+++ MATERIAL +++

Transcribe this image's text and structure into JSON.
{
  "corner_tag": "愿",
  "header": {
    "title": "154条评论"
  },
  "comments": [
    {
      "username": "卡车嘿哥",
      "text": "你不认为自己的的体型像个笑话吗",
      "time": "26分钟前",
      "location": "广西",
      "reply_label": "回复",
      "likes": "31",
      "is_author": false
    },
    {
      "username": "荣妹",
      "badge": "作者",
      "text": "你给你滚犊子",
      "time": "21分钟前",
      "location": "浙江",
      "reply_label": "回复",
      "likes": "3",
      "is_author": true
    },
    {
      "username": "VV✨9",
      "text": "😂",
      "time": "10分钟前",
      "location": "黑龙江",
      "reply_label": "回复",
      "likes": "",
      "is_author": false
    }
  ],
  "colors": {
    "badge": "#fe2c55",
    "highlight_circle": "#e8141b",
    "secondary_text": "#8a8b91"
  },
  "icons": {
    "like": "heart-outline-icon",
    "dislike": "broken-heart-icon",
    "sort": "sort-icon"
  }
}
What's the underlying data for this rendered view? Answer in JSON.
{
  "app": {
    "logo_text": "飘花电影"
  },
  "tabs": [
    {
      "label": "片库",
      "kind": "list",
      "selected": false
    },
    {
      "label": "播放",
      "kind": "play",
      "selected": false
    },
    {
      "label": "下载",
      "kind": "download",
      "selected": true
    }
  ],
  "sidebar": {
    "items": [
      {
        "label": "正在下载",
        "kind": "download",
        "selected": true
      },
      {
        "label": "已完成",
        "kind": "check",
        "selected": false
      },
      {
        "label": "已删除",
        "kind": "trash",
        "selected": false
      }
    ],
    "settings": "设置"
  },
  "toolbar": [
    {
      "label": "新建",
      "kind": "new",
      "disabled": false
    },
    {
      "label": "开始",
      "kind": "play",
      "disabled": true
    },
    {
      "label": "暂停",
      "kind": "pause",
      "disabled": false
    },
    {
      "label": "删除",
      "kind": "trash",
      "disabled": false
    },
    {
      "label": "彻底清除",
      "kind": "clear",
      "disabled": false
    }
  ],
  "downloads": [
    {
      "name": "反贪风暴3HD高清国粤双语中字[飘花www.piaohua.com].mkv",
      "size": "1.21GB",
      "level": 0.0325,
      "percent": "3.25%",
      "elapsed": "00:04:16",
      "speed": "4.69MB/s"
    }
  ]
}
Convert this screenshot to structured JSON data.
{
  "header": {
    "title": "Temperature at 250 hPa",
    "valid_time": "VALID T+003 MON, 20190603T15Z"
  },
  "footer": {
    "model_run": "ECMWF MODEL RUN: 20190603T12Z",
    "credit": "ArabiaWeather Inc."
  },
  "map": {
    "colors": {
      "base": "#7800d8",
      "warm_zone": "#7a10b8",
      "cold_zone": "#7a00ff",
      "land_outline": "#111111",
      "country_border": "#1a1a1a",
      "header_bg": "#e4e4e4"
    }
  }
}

+++

*EXERCISE:*
Without leaving anything out, quote all the data.

*TASK ANSWER:*
Transcribe this image's text and structure into JSON.
{
  "corner_tag": "愿",
  "header": {
    "title": "154条评论"
  },
  "comments": [
    {
      "username": "卡车嘿哥",
      "text": "你不认为自己的的体型像个笑话吗",
      "time": "26分钟前",
      "location": "广西",
      "reply_label": "回复",
      "likes": "31",
      "is_author": false
    },
    {
      "username": "荣妹",
      "badge": "作者",
      "text": "你给你滚犊子",
      "time": "21分钟前",
      "location": "浙江",
      "reply_label": "回复",
      "likes": "3",
      "is_author": true
    },
    {
      "username": "VV✨9",
      "text": "😂",
      "time": "10分钟前",
      "location": "黑龙江",
      "reply_label": "回复",
      "likes": "",
      "is_author": false
    }
  ],
  "colors": {
    "badge": "#fe2c55",
    "highlight_circle": "#e8141b",
    "secondary_text": "#8a8b91"
  },
  "icons": {
    "like": "heart-outline-icon",
    "dislike": "broken-heart-icon",
    "sort": "sort-icon"
  }
}
What's the underlying data for this rendered view? Answer in JSON.
{
  "app": {
    "logo_text": "飘花电影"
  },
  "tabs": [
    {
      "label": "片库",
      "kind": "list",
      "selected": false
    },
    {
      "label": "播放",
      "kind": "play",
      "selected": false
    },
    {
      "label": "下载",
      "kind": "download",
      "selected": true
    }
  ],
  "sidebar": {
    "items": [
      {
        "label": "正在下载",
        "kind": "download",
        "selected": true
      },
      {
        "label": "已完成",
        "kind": "check",
        "selected": false
      },
      {
        "label": "已删除",
        "kind": "trash",
        "selected": false
      }
    ],
    "settings": "设置"
  },
  "toolbar": [
    {
      "label": "新建",
      "kind": "new",
      "disabled": false
    },
    {
      "label": "开始",
      "kind": "play",
      "disabled": true
    },
    {
      "label": "暂停",
      "kind": "pause",
      "disabled": false
    },
    {
      "label": "删除",
      "kind": "trash",
      "disabled": false
    },
    {
      "label": "彻底清除",
      "kind": "clear",
      "disabled": false
    }
  ],
  "downloads": [
    {
      "name": "反贪风暴3HD高清国粤双语中字[飘花www.piaohua.com].mkv",
      "size": "1.21GB",
      "level": 0.0325,
      "percent": "3.25%",
      "elapsed": "00:04:16",
      "speed": "4.69MB/s"
    }
  ]
}
Convert this screenshot to structured JSON data.
{
  "header": {
    "title": "Temperature at 250 hPa",
    "valid_time": "VALID T+003 MON, 20190603T15Z"
  },
  "footer": {
    "model_run": "ECMWF MODEL RUN: 20190603T12Z",
    "credit": "ArabiaWeather Inc."
  },
  "map": {
    "colors": {
      "base": "#7800d8",
      "warm_zone": "#7a10b8",
      "cold_zone": "#7a00ff",
      "land_outline": "#111111",
      "country_border": "#1a1a1a",
      "header_bg": "#e4e4e4"
    }
  }
}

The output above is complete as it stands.